What to work on: Only the lines from the line holding "What does this" through the final line of the entries below are to be returned, exactly as they stand.

Entries supplied:
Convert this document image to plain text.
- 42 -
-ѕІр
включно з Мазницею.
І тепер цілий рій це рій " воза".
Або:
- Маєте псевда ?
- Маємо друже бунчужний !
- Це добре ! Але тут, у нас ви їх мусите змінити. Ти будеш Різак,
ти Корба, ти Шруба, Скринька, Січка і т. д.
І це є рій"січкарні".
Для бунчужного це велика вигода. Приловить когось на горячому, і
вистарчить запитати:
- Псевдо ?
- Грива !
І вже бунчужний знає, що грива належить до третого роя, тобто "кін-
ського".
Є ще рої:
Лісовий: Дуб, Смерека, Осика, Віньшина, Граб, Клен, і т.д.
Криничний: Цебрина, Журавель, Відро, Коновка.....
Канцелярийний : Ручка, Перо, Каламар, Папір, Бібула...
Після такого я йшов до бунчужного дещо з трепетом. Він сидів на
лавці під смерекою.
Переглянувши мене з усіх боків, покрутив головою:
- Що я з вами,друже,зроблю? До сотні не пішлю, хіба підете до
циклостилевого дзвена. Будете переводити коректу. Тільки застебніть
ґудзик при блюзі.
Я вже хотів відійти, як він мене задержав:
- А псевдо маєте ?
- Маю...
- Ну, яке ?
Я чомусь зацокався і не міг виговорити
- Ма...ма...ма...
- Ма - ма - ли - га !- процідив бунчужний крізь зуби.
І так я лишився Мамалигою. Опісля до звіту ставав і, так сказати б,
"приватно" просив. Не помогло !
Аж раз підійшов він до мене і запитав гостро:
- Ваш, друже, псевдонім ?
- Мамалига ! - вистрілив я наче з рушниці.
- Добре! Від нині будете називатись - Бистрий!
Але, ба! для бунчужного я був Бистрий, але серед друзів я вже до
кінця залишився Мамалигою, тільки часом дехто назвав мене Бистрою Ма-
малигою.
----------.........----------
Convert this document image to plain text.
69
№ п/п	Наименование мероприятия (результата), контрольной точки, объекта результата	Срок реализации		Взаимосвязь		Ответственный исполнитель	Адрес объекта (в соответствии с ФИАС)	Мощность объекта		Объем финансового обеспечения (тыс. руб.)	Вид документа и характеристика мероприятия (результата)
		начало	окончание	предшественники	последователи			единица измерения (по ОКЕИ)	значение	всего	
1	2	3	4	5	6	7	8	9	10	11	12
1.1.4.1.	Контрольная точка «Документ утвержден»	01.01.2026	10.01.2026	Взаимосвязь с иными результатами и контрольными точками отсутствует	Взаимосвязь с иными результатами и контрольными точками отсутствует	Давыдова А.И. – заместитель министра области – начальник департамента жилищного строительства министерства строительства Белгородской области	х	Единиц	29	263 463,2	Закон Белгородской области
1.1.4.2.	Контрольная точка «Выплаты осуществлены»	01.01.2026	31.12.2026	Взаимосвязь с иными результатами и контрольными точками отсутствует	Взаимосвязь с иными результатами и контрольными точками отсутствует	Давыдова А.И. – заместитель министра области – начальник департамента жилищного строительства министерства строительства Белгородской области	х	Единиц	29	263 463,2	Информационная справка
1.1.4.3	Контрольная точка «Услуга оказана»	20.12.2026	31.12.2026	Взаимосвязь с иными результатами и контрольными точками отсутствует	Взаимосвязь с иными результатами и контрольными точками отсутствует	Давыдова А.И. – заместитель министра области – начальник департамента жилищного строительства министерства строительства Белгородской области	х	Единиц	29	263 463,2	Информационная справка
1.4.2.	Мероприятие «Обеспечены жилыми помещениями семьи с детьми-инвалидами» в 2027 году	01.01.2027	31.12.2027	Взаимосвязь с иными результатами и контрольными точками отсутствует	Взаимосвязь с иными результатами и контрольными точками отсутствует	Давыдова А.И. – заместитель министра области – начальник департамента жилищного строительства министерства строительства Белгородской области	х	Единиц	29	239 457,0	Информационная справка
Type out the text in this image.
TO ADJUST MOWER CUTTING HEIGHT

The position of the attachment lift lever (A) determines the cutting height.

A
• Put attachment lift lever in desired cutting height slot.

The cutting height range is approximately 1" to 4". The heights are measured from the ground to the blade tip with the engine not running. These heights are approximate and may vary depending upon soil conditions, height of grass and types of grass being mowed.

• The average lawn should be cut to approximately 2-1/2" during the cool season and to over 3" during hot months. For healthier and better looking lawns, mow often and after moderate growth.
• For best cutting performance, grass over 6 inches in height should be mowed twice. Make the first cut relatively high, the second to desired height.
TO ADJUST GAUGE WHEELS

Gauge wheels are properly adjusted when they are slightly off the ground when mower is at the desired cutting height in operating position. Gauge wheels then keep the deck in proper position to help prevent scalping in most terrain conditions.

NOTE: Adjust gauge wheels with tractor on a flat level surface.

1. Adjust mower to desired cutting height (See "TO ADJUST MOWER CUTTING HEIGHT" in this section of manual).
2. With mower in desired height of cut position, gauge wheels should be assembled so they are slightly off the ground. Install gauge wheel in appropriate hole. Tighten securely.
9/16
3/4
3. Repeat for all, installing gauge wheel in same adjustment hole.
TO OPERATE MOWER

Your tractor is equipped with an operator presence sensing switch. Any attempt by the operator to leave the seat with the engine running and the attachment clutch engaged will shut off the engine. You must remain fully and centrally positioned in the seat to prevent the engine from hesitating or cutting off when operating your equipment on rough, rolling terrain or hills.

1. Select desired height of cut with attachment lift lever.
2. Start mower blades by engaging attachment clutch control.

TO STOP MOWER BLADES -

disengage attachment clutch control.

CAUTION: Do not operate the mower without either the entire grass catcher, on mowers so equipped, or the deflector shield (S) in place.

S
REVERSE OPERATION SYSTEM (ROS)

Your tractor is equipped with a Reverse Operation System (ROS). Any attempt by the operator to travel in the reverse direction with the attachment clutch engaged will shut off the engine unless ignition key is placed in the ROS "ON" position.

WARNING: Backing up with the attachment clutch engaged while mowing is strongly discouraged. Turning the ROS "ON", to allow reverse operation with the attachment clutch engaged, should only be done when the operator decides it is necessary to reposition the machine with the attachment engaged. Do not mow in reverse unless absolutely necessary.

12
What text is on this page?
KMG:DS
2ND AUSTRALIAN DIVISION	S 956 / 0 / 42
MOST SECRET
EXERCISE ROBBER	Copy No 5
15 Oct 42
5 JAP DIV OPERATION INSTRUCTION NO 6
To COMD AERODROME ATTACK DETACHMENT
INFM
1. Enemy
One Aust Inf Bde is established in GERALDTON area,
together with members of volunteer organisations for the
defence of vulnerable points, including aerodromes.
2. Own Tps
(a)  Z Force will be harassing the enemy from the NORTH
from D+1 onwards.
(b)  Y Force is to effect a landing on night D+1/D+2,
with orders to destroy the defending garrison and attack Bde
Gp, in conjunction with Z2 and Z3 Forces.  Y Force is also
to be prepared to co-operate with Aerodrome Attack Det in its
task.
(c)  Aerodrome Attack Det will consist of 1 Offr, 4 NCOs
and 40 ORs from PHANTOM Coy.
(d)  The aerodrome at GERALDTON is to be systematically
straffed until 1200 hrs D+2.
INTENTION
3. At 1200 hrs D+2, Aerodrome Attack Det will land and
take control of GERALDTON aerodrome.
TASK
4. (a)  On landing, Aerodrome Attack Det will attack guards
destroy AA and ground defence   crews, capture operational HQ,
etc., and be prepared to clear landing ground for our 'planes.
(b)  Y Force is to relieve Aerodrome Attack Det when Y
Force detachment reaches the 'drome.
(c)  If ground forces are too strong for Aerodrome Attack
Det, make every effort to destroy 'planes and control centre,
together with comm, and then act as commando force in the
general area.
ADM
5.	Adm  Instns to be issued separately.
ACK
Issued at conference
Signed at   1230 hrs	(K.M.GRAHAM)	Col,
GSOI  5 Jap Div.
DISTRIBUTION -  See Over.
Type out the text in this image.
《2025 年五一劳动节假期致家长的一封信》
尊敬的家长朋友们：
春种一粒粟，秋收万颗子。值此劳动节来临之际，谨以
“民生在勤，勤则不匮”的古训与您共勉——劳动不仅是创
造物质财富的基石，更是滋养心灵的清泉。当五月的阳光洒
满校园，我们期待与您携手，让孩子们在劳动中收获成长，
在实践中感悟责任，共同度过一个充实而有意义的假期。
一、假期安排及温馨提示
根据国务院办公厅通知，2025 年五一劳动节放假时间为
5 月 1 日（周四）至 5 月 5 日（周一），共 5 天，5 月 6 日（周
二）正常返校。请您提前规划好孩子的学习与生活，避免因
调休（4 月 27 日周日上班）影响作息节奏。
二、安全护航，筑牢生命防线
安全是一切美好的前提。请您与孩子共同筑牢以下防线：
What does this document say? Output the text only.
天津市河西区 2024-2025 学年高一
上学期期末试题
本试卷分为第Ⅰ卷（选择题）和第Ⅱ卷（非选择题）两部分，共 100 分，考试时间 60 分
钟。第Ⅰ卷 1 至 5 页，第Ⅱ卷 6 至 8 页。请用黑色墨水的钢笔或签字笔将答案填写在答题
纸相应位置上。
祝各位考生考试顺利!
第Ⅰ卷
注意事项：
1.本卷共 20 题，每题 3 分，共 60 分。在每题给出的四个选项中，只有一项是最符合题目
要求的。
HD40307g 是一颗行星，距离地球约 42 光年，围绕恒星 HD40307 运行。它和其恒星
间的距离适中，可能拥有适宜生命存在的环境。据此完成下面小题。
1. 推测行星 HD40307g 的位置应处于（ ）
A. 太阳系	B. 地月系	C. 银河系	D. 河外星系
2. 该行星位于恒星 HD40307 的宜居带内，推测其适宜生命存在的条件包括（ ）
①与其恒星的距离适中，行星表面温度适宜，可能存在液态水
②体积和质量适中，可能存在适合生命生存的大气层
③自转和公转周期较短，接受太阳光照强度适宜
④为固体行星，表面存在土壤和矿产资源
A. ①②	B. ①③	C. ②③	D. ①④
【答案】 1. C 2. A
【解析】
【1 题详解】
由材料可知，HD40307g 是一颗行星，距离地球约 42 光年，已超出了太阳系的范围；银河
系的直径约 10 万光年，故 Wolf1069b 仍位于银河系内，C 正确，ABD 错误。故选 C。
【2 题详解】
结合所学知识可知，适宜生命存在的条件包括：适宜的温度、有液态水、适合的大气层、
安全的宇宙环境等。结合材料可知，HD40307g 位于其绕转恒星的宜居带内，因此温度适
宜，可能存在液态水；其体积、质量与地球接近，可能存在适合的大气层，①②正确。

Output:
What does this document say? Output the text only.
天津市河西区 2024-2025 学年高一
上学期期末试题
本试卷分为第Ⅰ卷（选择题）和第Ⅱ卷（非选择题）两部分，共 100 分，考试时间 60 分
钟。第Ⅰ卷 1 至 5 页，第Ⅱ卷 6 至 8 页。请用黑色墨水的钢笔或签字笔将答案填写在答题
纸相应位置上。
祝各位考生考试顺利!
第Ⅰ卷
注意事项：
1.本卷共 20 题，每题 3 分，共 60 分。在每题给出的四个选项中，只有一项是最符合题目
要求的。
HD40307g 是一颗行星，距离地球约 42 光年，围绕恒星 HD40307 运行。它和其恒星
间的距离适中，可能拥有适宜生命存在的环境。据此完成下面小题。
1. 推测行星 HD40307g 的位置应处于（ ）
A. 太阳系	B. 地月系	C. 银河系	D. 河外星系
2. 该行星位于恒星 HD40307 的宜居带内，推测其适宜生命存在的条件包括（ ）
①与其恒星的距离适中，行星表面温度适宜，可能存在液态水
②体积和质量适中，可能存在适合生命生存的大气层
③自转和公转周期较短，接受太阳光照强度适宜
④为固体行星，表面存在土壤和矿产资源
A. ①②	B. ①③	C. ②③	D. ①④
【答案】 1. C 2. A
【解析】
【1 题详解】
由材料可知，HD40307g 是一颗行星，距离地球约 42 光年，已超出了太阳系的范围；银河
系的直径约 10 万光年，故 Wolf1069b 仍位于银河系内，C 正确，ABD 错误。故选 C。
【2 题详解】
结合所学知识可知，适宜生命存在的条件包括：适宜的温度、有液态水、适合的大气层、
安全的宇宙环境等。结合材料可知，HD40307g 位于其绕转恒星的宜居带内，因此温度适
宜，可能存在液态水；其体积、质量与地球接近，可能存在适合的大气层，①②正确。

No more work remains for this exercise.